Dataset entries:
=======

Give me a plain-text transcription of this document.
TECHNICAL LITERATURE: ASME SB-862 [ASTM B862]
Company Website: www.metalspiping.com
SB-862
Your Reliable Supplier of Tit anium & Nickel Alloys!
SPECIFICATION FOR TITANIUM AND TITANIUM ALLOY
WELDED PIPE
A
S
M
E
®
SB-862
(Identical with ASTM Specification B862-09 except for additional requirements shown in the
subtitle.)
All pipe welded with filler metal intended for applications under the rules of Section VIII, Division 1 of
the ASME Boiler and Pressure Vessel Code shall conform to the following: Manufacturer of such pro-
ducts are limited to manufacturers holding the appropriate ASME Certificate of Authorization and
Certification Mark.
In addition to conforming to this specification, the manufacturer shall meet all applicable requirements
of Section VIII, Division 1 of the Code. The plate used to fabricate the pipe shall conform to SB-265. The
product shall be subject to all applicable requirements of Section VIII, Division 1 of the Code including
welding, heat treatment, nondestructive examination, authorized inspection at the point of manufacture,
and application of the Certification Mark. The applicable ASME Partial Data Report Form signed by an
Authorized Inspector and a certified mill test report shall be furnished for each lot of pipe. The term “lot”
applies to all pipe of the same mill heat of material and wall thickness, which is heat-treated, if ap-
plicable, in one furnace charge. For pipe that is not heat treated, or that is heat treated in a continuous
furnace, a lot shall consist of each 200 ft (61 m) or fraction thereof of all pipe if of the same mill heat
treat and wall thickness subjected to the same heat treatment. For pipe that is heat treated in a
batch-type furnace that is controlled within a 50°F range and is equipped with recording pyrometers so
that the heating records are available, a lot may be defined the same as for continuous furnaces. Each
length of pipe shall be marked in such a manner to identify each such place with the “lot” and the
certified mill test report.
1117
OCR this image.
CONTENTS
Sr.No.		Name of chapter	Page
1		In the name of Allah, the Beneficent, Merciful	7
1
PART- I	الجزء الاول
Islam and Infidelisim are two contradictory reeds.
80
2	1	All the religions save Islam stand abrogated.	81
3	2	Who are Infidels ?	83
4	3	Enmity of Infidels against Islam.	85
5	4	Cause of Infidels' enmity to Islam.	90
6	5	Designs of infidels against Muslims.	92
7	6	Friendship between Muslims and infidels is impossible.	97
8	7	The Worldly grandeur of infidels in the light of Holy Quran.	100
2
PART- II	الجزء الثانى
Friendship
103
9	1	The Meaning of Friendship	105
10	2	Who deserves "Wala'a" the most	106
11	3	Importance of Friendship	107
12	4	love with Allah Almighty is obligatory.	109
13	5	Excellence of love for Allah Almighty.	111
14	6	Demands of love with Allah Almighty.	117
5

=======

WHAT YOU NEED TO DO: Write down every line of the data exactly as it appears above.

SOLVED EXERCISE:
Give me a plain-text transcription of this document.
TECHNICAL LITERATURE: ASME SB-862 [ASTM B862]
Company Website: www.metalspiping.com
SB-862
Your Reliable Supplier of Tit anium & Nickel Alloys!
SPECIFICATION FOR TITANIUM AND TITANIUM ALLOY
WELDED PIPE
A
S
M
E
®
SB-862
(Identical with ASTM Specification B862-09 except for additional requirements shown in the
subtitle.)
All pipe welded with filler metal intended for applications under the rules of Section VIII, Division 1 of
the ASME Boiler and Pressure Vessel Code shall conform to the following: Manufacturer of such pro-
ducts are limited to manufacturers holding the appropriate ASME Certificate of Authorization and
Certification Mark.
In addition to conforming to this specification, the manufacturer shall meet all applicable requirements
of Section VIII, Division 1 of the Code. The plate used to fabricate the pipe shall conform to SB-265. The
product shall be subject to all applicable requirements of Section VIII, Division 1 of the Code including
welding, heat treatment, nondestructive examination, authorized inspection at the point of manufacture,
and application of the Certification Mark. The applicable ASME Partial Data Report Form signed by an
Authorized Inspector and a certified mill test report shall be furnished for each lot of pipe. The term “lot”
applies to all pipe of the same mill heat of material and wall thickness, which is heat-treated, if ap-
plicable, in one furnace charge. For pipe that is not heat treated, or that is heat treated in a continuous
furnace, a lot shall consist of each 200 ft (61 m) or fraction thereof of all pipe if of the same mill heat
treat and wall thickness subjected to the same heat treatment. For pipe that is heat treated in a
batch-type furnace that is controlled within a 50°F range and is equipped with recording pyrometers so
that the heating records are available, a lot may be defined the same as for continuous furnaces. Each
length of pipe shall be marked in such a manner to identify each such place with the “lot” and the
certified mill test report.
1117
OCR this image.
CONTENTS
Sr.No.		Name of chapter	Page
1		In the name of Allah, the Beneficent, Merciful	7
1
PART- I	الجزء الاول
Islam and Infidelisim are two contradictory reeds.
80
2	1	All the religions save Islam stand abrogated.	81
3	2	Who are Infidels ?	83
4	3	Enmity of Infidels against Islam.	85
5	4	Cause of Infidels' enmity to Islam.	90
6	5	Designs of infidels against Muslims.	92
7	6	Friendship between Muslims and infidels is impossible.	97
8	7	The Worldly grandeur of infidels in the light of Holy Quran.	100
2
PART- II	الجزء الثانى
Friendship
103
9	1	The Meaning of Friendship	105
10	2	Who deserves "Wala'a" the most	106
11	3	Importance of Friendship	107
12	4	love with Allah Almighty is obligatory.	109
13	5	Excellence of love for Allah Almighty.	111
14	6	Demands of love with Allah Almighty.	117
5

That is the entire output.